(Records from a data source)
+---+
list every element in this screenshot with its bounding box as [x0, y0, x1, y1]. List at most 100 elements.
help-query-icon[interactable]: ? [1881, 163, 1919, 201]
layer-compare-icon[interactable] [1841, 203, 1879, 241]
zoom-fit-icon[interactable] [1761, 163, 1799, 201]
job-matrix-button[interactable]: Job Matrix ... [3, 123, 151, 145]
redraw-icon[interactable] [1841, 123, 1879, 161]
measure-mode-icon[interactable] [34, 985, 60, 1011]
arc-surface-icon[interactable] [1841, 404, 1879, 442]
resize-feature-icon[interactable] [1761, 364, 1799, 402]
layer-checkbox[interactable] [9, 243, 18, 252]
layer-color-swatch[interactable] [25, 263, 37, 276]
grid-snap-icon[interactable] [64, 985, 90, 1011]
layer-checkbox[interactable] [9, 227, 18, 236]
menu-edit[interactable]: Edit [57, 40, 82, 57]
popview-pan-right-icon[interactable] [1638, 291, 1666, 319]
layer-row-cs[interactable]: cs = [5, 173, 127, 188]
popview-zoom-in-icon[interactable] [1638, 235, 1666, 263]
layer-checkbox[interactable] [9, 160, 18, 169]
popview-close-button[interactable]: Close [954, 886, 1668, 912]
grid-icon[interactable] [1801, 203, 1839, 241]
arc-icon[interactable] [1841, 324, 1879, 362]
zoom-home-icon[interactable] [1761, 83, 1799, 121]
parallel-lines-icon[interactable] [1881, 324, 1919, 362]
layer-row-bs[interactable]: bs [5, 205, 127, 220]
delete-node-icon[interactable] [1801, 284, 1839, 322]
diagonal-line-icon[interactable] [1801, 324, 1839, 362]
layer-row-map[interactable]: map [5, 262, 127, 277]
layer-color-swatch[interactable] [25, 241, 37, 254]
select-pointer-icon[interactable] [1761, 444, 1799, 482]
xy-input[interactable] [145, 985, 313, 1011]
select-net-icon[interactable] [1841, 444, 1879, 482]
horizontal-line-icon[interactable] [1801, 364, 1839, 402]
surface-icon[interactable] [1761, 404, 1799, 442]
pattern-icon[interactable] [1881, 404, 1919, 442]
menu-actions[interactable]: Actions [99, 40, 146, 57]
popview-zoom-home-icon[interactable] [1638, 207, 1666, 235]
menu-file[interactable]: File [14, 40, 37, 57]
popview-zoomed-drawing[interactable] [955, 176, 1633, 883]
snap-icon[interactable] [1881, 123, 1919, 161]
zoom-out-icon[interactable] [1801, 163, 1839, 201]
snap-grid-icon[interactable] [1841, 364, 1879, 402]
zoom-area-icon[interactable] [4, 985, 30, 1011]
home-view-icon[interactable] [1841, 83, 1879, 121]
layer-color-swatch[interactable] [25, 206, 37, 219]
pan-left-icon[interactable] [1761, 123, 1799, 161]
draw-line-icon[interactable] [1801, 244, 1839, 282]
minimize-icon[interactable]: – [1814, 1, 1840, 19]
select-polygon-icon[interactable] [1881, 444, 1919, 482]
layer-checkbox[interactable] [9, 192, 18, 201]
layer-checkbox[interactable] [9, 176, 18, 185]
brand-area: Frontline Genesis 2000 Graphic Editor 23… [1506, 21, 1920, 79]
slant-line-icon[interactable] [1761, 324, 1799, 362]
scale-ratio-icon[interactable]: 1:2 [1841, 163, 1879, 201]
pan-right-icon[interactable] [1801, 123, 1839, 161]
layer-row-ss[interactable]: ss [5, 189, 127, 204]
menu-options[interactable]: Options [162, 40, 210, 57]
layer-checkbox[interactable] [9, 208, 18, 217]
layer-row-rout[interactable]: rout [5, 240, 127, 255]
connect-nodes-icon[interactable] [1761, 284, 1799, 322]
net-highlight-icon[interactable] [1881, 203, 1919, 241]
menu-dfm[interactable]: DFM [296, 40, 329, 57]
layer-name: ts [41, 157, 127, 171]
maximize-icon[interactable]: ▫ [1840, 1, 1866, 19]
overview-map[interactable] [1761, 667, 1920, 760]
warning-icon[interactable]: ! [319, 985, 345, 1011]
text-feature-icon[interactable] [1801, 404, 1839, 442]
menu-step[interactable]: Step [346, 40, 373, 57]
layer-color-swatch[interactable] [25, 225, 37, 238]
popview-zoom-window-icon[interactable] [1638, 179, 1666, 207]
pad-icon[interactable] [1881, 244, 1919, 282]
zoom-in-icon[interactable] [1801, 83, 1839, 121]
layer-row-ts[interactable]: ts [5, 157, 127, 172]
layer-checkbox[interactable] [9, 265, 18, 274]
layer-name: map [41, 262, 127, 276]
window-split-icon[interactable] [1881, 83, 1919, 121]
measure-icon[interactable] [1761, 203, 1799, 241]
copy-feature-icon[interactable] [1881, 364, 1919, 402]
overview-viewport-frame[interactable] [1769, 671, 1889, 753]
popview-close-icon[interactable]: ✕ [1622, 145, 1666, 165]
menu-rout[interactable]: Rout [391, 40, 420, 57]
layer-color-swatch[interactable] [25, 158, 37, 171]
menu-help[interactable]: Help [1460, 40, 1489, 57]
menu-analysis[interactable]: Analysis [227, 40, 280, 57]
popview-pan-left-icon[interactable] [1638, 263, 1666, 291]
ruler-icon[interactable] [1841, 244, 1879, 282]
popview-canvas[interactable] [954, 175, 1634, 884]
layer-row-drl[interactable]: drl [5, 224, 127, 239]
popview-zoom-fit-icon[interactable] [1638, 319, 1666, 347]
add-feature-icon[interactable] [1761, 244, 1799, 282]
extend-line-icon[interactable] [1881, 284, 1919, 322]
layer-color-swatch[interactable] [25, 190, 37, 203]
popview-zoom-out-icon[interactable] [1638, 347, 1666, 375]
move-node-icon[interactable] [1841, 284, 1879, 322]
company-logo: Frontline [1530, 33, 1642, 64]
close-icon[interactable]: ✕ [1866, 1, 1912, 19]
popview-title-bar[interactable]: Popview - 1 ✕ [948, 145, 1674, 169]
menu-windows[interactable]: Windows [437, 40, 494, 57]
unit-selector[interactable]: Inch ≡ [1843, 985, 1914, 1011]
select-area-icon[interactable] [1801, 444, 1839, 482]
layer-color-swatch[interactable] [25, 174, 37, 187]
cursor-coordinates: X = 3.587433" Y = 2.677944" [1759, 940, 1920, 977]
+---+
■ WHAT IS BEING ASKED:
Give the data again, exactly as it stands.

■ FINAL ANSWER:
list every element in this screenshot with its bounding box as [x0, y0, x1, y1]. List at most 100 elements.
help-query-icon[interactable]: ? [1881, 163, 1919, 201]
layer-compare-icon[interactable] [1841, 203, 1879, 241]
zoom-fit-icon[interactable] [1761, 163, 1799, 201]
job-matrix-button[interactable]: Job Matrix ... [3, 123, 151, 145]
redraw-icon[interactable] [1841, 123, 1879, 161]
measure-mode-icon[interactable] [34, 985, 60, 1011]
arc-surface-icon[interactable] [1841, 404, 1879, 442]
resize-feature-icon[interactable] [1761, 364, 1799, 402]
layer-checkbox[interactable] [9, 243, 18, 252]
layer-color-swatch[interactable] [25, 263, 37, 276]
grid-snap-icon[interactable] [64, 985, 90, 1011]
layer-checkbox[interactable] [9, 227, 18, 236]
menu-edit[interactable]: Edit [57, 40, 82, 57]
popview-pan-right-icon[interactable] [1638, 291, 1666, 319]
layer-row-cs[interactable]: cs = [5, 173, 127, 188]
popview-zoom-in-icon[interactable] [1638, 235, 1666, 263]
layer-checkbox[interactable] [9, 160, 18, 169]
popview-close-button[interactable]: Close [954, 886, 1668, 912]
grid-icon[interactable] [1801, 203, 1839, 241]
arc-icon[interactable] [1841, 324, 1879, 362]
zoom-home-icon[interactable] [1761, 83, 1799, 121]
parallel-lines-icon[interactable] [1881, 324, 1919, 362]
layer-row-bs[interactable]: bs [5, 205, 127, 220]
delete-node-icon[interactable] [1801, 284, 1839, 322]
diagonal-line-icon[interactable] [1801, 324, 1839, 362]
layer-row-map[interactable]: map [5, 262, 127, 277]
layer-color-swatch[interactable] [25, 241, 37, 254]
select-pointer-icon[interactable] [1761, 444, 1799, 482]
xy-input[interactable] [145, 985, 313, 1011]
select-net-icon[interactable] [1841, 444, 1879, 482]
horizontal-line-icon[interactable] [1801, 364, 1839, 402]
surface-icon[interactable] [1761, 404, 1799, 442]
pattern-icon[interactable] [1881, 404, 1919, 442]
menu-actions[interactable]: Actions [99, 40, 146, 57]
popview-zoom-home-icon[interactable] [1638, 207, 1666, 235]
menu-file[interactable]: File [14, 40, 37, 57]
popview-zoomed-drawing[interactable] [955, 176, 1633, 883]
snap-icon[interactable] [1881, 123, 1919, 161]
zoom-out-icon[interactable] [1801, 163, 1839, 201]
snap-grid-icon[interactable] [1841, 364, 1879, 402]
zoom-area-icon[interactable] [4, 985, 30, 1011]
home-view-icon[interactable] [1841, 83, 1879, 121]
layer-color-swatch[interactable] [25, 206, 37, 219]
pan-left-icon[interactable] [1761, 123, 1799, 161]
draw-line-icon[interactable] [1801, 244, 1839, 282]
minimize-icon[interactable]: – [1814, 1, 1840, 19]
select-polygon-icon[interactable] [1881, 444, 1919, 482]
layer-checkbox[interactable] [9, 192, 18, 201]
layer-checkbox[interactable] [9, 176, 18, 185]
brand-area: Frontline Genesis 2000 Graphic Editor 23… [1506, 21, 1920, 79]
slant-line-icon[interactable] [1761, 324, 1799, 362]
scale-ratio-icon[interactable]: 1:2 [1841, 163, 1879, 201]
pan-right-icon[interactable] [1801, 123, 1839, 161]
layer-row-ss[interactable]: ss [5, 189, 127, 204]
menu-options[interactable]: Options [162, 40, 210, 57]
layer-checkbox[interactable] [9, 208, 18, 217]
layer-row-rout[interactable]: rout [5, 240, 127, 255]
connect-nodes-icon[interactable] [1761, 284, 1799, 322]
net-highlight-icon[interactable] [1881, 203, 1919, 241]
menu-dfm[interactable]: DFM [296, 40, 329, 57]
layer-name: ts [41, 157, 127, 171]
maximize-icon[interactable]: ▫ [1840, 1, 1866, 19]
overview-map[interactable] [1761, 667, 1920, 760]
warning-icon[interactable]: ! [319, 985, 345, 1011]
text-feature-icon[interactable] [1801, 404, 1839, 442]
menu-step[interactable]: Step [346, 40, 373, 57]
layer-color-swatch[interactable] [25, 225, 37, 238]
popview-zoom-window-icon[interactable] [1638, 179, 1666, 207]
pad-icon[interactable] [1881, 244, 1919, 282]
zoom-in-icon[interactable] [1801, 83, 1839, 121]
layer-row-ts[interactable]: ts [5, 157, 127, 172]
layer-checkbox[interactable] [9, 265, 18, 274]
layer-name: map [41, 262, 127, 276]
window-split-icon[interactable] [1881, 83, 1919, 121]
measure-icon[interactable] [1761, 203, 1799, 241]
copy-feature-icon[interactable] [1881, 364, 1919, 402]
overview-viewport-frame[interactable] [1769, 671, 1889, 753]
popview-close-icon[interactable]: ✕ [1622, 145, 1666, 165]
menu-rout[interactable]: Rout [391, 40, 420, 57]
layer-color-swatch[interactable] [25, 158, 37, 171]
menu-help[interactable]: Help [1460, 40, 1489, 57]
menu-analysis[interactable]: Analysis [227, 40, 280, 57]
popview-pan-left-icon[interactable] [1638, 263, 1666, 291]
ruler-icon[interactable] [1841, 244, 1879, 282]
popview-canvas[interactable] [954, 175, 1634, 884]
layer-row-drl[interactable]: drl [5, 224, 127, 239]
popview-zoom-fit-icon[interactable] [1638, 319, 1666, 347]
add-feature-icon[interactable] [1761, 244, 1799, 282]
extend-line-icon[interactable] [1881, 284, 1919, 322]
layer-color-swatch[interactable] [25, 190, 37, 203]
popview-zoom-out-icon[interactable] [1638, 347, 1666, 375]
move-node-icon[interactable] [1841, 284, 1879, 322]
company-logo: Frontline [1530, 33, 1642, 64]
close-icon[interactable]: ✕ [1866, 1, 1912, 19]
popview-title-bar[interactable]: Popview - 1 ✕ [948, 145, 1674, 169]
menu-windows[interactable]: Windows [437, 40, 494, 57]
unit-selector[interactable]: Inch ≡ [1843, 985, 1914, 1011]
select-area-icon[interactable] [1801, 444, 1839, 482]
layer-color-swatch[interactable] [25, 174, 37, 187]
cursor-coordinates: X = 3.587433" Y = 2.677944" [1759, 940, 1920, 977]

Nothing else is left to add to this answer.